Work to complete — Note each line that includes the word "остатки". Copy those lines.

Excerpted data —
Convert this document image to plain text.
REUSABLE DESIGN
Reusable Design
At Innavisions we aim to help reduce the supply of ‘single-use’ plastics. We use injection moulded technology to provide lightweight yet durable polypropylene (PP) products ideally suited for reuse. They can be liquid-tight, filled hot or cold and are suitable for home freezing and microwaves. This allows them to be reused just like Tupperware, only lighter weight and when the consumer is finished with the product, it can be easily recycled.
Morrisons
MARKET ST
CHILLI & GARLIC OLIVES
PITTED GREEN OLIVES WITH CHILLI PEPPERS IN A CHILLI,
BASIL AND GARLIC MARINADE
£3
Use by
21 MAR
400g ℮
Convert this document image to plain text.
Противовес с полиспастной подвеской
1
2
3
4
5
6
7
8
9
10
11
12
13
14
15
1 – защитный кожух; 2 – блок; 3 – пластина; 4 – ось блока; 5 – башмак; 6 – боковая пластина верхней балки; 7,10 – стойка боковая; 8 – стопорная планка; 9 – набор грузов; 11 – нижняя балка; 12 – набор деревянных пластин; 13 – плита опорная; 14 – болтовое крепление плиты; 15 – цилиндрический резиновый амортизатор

---

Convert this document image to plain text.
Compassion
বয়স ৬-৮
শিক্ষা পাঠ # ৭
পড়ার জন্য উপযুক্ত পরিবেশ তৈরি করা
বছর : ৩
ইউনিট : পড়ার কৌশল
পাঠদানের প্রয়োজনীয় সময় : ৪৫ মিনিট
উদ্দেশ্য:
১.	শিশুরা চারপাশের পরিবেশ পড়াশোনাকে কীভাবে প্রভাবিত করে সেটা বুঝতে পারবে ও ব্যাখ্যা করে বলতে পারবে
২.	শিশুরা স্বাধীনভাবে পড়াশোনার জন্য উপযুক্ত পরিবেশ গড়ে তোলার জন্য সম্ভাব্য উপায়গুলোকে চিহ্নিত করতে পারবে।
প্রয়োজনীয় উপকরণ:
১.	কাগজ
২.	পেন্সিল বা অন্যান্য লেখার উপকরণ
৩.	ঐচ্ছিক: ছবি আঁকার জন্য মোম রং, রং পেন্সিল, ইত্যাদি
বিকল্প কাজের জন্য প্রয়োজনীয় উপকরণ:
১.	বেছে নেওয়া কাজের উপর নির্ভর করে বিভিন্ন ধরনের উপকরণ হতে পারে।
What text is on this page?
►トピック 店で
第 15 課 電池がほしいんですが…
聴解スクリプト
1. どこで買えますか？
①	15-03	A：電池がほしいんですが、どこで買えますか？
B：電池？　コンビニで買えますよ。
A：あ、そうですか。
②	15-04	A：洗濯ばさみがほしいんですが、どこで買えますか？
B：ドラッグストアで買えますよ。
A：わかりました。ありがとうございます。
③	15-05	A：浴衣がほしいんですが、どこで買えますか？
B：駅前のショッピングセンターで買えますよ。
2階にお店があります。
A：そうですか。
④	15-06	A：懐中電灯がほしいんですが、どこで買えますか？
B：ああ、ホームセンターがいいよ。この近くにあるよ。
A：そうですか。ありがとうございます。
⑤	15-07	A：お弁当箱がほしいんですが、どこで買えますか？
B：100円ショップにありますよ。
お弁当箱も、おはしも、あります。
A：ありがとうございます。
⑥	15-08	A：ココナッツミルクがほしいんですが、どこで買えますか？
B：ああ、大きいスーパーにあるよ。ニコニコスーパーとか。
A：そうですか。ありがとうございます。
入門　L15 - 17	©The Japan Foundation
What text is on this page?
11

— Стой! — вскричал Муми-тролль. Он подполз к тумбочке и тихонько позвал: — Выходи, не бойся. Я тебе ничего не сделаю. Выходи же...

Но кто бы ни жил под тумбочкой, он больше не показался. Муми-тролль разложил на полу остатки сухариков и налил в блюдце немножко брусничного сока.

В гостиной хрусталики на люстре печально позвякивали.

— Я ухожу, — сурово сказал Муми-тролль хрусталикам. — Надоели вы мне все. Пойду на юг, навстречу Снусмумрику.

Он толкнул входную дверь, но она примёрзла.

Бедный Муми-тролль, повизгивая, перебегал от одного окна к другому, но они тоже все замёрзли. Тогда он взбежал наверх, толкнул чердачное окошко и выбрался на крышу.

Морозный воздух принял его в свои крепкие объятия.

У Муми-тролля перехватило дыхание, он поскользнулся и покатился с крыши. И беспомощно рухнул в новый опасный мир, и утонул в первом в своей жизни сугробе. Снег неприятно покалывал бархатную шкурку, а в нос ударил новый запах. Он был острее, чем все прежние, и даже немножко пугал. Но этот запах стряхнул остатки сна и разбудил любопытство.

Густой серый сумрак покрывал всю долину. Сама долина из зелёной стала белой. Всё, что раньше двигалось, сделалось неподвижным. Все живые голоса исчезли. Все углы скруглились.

Full answer —
Но кто бы ни жил под тумбочкой, он больше не показался. Муми-тролль разложил на полу остатки сухариков и налил в блюдце немножко брусничного сока.
У Муми-тролля перехватило дыхание, он поскользнулся и покатился с крыши. И беспомощно рухнул в новый опасный мир, и утонул в первом в своей жизни сугробе. Снег неприятно покалывал бархатную шкурку, а в нос ударил новый запах. Он был острее, чем все прежние, и даже немножко пугал. Но этот запах стряхнул остатки сна и разбудил любопытство.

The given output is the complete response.